◆ SUPPLIED DATA:
- - - -

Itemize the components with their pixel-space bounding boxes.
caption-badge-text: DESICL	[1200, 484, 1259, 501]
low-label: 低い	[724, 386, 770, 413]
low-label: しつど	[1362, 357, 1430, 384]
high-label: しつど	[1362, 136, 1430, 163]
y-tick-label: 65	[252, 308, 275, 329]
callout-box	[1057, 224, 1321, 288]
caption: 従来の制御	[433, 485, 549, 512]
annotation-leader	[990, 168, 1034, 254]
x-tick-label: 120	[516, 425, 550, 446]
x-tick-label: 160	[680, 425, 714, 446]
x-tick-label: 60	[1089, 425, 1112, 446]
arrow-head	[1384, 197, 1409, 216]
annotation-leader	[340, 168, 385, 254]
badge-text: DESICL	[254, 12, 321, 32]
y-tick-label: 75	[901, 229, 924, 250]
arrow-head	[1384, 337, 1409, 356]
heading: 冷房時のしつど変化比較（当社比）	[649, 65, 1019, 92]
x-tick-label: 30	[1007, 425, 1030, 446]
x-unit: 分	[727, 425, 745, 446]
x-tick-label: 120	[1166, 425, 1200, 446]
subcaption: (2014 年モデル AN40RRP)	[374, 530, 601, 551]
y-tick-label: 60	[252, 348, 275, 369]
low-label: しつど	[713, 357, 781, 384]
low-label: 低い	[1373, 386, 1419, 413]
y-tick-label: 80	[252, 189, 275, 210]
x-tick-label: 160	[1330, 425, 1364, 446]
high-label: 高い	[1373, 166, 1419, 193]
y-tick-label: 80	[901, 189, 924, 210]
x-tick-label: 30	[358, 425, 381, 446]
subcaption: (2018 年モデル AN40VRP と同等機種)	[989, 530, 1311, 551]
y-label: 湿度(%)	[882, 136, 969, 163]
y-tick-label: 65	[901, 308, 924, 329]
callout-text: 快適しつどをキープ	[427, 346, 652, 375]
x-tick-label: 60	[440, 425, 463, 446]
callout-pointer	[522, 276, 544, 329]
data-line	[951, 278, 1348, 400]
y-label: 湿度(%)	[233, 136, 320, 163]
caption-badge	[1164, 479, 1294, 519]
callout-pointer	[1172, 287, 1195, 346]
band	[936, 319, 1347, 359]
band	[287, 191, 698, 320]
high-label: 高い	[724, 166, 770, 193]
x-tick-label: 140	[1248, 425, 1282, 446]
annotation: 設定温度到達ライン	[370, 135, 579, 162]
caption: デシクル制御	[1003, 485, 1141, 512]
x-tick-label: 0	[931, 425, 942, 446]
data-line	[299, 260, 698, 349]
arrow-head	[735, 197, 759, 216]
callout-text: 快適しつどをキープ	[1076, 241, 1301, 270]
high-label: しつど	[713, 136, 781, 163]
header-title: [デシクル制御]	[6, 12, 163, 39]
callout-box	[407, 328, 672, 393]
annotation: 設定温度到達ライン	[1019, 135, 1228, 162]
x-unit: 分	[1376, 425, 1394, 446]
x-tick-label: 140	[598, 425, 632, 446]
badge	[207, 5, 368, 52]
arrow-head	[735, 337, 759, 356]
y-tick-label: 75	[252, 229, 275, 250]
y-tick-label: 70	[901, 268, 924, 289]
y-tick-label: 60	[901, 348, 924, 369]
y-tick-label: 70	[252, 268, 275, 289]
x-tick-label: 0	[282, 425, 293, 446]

- - - -

◆ GIVEN PROBLEM:
Quote the listing above word for word, from its first line through the line that contains "425, 714, 446]", including both of those lines.

◆ ANSWER TO THIS EXERCISE:
Itemize the components with their pixel-space bounding boxes.
caption-badge-text: DESICL	[1200, 484, 1259, 501]
low-label: 低い	[724, 386, 770, 413]
low-label: しつど	[1362, 357, 1430, 384]
high-label: しつど	[1362, 136, 1430, 163]
y-tick-label: 65	[252, 308, 275, 329]
callout-box	[1057, 224, 1321, 288]
caption: 従来の制御	[433, 485, 549, 512]
annotation-leader	[990, 168, 1034, 254]
x-tick-label: 120	[516, 425, 550, 446]
x-tick-label: 160	[680, 425, 714, 446]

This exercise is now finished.